What this task involves -
Check each line of the material below, and copy it if it holds the string "Organizations".

* start Records supplied *

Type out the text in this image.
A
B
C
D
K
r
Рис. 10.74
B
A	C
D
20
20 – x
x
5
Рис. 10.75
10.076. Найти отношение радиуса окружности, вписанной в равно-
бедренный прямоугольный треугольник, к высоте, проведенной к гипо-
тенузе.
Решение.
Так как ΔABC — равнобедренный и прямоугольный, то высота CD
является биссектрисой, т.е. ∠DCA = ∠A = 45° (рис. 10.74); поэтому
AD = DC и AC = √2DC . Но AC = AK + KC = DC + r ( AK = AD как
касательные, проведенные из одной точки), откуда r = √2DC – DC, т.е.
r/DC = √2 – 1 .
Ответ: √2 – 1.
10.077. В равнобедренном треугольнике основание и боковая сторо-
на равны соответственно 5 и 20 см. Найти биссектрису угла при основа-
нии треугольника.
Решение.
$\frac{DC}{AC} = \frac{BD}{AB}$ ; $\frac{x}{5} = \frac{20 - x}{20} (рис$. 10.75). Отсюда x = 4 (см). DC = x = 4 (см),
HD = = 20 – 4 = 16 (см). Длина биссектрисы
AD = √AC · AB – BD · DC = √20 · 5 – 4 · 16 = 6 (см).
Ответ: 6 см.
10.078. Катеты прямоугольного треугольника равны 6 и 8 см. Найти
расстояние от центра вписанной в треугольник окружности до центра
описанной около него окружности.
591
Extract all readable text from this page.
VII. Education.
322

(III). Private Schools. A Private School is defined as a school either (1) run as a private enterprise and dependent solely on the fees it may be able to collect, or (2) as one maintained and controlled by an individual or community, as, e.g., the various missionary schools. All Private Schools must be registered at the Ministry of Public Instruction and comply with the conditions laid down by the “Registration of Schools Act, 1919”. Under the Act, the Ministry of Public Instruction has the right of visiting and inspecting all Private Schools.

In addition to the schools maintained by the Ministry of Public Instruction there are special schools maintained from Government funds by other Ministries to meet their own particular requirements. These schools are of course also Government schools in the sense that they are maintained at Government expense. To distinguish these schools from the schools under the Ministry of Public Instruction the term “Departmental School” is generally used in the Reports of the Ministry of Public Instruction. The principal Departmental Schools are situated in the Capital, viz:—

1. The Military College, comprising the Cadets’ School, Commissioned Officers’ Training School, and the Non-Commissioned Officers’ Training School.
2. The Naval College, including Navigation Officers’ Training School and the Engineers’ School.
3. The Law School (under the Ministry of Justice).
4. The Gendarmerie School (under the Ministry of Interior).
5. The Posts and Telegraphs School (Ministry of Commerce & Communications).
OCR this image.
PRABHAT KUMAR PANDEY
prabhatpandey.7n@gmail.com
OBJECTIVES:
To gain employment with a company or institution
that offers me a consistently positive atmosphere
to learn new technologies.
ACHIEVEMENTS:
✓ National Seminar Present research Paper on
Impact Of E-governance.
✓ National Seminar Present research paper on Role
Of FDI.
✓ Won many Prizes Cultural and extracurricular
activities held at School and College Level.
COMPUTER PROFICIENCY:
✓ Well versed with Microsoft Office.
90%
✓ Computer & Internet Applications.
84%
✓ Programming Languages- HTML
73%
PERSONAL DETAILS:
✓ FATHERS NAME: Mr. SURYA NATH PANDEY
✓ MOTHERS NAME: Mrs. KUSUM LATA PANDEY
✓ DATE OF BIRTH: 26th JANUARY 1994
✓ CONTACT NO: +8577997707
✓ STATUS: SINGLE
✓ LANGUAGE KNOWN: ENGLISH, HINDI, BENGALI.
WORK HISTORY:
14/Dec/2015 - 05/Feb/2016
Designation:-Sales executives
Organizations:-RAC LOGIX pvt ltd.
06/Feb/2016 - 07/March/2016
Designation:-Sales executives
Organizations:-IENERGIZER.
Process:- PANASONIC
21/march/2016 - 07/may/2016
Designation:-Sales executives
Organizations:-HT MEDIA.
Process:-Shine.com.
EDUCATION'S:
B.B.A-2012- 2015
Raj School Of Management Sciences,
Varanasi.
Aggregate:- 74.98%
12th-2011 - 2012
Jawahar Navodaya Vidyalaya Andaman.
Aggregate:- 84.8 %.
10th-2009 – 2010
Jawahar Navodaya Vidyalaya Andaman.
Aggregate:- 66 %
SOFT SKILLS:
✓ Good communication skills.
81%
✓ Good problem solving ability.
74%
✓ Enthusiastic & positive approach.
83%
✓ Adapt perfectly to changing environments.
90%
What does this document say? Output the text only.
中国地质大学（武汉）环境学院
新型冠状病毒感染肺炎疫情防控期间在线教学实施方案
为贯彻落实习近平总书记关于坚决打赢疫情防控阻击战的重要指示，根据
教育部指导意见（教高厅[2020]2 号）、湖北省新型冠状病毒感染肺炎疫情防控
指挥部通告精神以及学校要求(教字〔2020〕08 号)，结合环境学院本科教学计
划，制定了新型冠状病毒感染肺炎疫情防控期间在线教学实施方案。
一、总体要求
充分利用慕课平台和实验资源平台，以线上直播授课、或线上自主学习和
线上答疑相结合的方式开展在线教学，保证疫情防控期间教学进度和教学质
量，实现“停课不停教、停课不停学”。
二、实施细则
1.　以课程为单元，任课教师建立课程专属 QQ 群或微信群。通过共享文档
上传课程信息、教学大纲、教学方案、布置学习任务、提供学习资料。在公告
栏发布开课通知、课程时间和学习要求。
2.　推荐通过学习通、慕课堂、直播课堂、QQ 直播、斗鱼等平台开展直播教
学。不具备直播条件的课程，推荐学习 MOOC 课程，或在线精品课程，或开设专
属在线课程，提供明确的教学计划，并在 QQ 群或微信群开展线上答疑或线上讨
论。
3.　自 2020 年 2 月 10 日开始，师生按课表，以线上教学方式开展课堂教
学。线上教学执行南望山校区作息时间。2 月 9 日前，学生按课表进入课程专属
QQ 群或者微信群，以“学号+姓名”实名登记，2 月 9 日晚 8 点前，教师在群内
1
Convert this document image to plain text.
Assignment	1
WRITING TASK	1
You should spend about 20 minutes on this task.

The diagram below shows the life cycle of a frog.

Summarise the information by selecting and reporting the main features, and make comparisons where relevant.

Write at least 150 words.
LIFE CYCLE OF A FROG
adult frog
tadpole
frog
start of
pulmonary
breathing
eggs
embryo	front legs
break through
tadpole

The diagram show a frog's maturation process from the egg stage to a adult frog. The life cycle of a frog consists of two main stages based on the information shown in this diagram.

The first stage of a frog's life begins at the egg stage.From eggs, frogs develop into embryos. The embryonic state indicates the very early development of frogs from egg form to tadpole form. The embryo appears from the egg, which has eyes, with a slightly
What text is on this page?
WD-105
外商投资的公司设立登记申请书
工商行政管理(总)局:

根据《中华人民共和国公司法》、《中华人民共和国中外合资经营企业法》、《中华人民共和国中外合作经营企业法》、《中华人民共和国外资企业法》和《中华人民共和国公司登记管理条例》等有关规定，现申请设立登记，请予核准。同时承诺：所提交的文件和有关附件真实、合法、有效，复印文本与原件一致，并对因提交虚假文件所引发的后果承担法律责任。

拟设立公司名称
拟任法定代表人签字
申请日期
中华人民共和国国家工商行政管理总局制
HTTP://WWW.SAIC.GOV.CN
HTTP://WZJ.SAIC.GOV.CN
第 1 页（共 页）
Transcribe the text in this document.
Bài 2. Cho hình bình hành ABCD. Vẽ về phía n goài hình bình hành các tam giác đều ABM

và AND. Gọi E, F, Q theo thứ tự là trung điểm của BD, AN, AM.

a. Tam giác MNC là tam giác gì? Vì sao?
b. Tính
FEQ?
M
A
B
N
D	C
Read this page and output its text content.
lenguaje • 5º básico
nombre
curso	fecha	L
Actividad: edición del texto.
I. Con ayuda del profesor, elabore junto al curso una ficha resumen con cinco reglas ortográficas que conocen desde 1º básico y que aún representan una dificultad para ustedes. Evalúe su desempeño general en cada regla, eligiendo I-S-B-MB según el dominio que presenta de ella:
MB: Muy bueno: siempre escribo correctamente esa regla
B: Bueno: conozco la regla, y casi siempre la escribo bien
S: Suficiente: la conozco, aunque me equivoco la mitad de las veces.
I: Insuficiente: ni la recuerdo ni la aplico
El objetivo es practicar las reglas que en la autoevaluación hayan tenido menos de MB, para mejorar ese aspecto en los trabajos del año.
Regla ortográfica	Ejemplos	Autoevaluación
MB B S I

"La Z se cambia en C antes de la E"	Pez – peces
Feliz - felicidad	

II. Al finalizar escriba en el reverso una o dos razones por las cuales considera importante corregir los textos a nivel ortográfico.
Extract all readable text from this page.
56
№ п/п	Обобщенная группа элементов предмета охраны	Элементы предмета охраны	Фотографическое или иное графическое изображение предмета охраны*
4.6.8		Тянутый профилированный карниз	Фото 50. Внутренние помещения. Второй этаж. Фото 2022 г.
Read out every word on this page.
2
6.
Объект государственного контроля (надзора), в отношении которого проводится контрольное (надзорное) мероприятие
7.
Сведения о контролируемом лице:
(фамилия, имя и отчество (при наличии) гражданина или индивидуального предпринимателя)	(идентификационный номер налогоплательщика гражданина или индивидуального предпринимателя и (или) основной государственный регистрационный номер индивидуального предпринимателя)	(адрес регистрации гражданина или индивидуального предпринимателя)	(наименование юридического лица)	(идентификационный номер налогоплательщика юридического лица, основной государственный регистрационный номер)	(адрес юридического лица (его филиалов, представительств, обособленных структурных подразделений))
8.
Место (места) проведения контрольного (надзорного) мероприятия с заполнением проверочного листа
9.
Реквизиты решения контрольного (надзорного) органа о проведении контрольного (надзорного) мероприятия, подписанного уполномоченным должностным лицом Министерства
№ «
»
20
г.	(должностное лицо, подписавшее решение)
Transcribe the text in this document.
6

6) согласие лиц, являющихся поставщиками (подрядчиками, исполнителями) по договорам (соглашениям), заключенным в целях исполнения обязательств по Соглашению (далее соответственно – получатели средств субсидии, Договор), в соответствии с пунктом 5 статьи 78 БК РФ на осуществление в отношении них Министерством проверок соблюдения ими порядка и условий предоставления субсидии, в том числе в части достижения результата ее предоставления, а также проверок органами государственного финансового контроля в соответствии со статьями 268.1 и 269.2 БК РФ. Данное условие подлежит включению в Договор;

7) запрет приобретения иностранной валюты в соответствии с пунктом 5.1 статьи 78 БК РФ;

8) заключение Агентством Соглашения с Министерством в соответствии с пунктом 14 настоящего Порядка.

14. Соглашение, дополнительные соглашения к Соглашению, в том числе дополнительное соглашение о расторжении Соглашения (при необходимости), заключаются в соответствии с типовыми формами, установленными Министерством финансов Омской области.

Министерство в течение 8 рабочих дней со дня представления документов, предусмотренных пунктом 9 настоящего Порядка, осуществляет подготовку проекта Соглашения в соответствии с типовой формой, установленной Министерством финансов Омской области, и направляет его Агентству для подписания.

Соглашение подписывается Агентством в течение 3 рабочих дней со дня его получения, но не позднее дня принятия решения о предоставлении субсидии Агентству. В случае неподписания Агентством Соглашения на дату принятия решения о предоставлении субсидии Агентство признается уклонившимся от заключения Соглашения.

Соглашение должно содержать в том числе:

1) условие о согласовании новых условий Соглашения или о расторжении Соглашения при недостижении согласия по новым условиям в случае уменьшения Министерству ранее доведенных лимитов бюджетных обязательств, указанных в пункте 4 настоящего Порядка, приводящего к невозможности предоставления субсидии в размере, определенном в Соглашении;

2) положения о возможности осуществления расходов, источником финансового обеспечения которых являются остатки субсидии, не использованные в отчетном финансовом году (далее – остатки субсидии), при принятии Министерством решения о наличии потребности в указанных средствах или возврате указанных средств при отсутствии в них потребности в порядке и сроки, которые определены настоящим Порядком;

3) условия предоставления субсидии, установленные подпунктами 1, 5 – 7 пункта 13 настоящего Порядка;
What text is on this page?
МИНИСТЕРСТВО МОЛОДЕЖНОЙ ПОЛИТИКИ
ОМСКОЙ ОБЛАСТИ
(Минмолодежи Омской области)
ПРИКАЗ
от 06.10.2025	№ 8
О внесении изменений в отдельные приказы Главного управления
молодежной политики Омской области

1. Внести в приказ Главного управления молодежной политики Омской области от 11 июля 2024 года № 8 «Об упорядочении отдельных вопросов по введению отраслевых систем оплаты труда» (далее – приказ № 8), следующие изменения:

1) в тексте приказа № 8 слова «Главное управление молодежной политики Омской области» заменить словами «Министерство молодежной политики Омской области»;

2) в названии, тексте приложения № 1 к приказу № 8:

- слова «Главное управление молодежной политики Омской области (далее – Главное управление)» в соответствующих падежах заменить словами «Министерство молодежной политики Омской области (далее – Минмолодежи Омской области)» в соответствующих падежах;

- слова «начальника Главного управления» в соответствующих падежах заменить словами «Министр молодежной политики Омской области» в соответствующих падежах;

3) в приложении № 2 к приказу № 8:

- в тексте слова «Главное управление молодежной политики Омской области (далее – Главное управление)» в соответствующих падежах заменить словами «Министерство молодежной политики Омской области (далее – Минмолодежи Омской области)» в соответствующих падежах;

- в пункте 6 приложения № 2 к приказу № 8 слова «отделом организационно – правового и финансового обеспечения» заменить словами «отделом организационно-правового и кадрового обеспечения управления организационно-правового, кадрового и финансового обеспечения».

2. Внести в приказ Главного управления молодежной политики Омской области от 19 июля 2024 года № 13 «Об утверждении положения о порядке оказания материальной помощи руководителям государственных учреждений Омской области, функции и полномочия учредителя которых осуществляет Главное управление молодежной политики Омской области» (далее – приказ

* end Records supplied *

Solution to the problem -
Organizations:-RAC LOGIX pvt ltd.
Organizations:-IENERGIZER.
Organizations:-HT MEDIA.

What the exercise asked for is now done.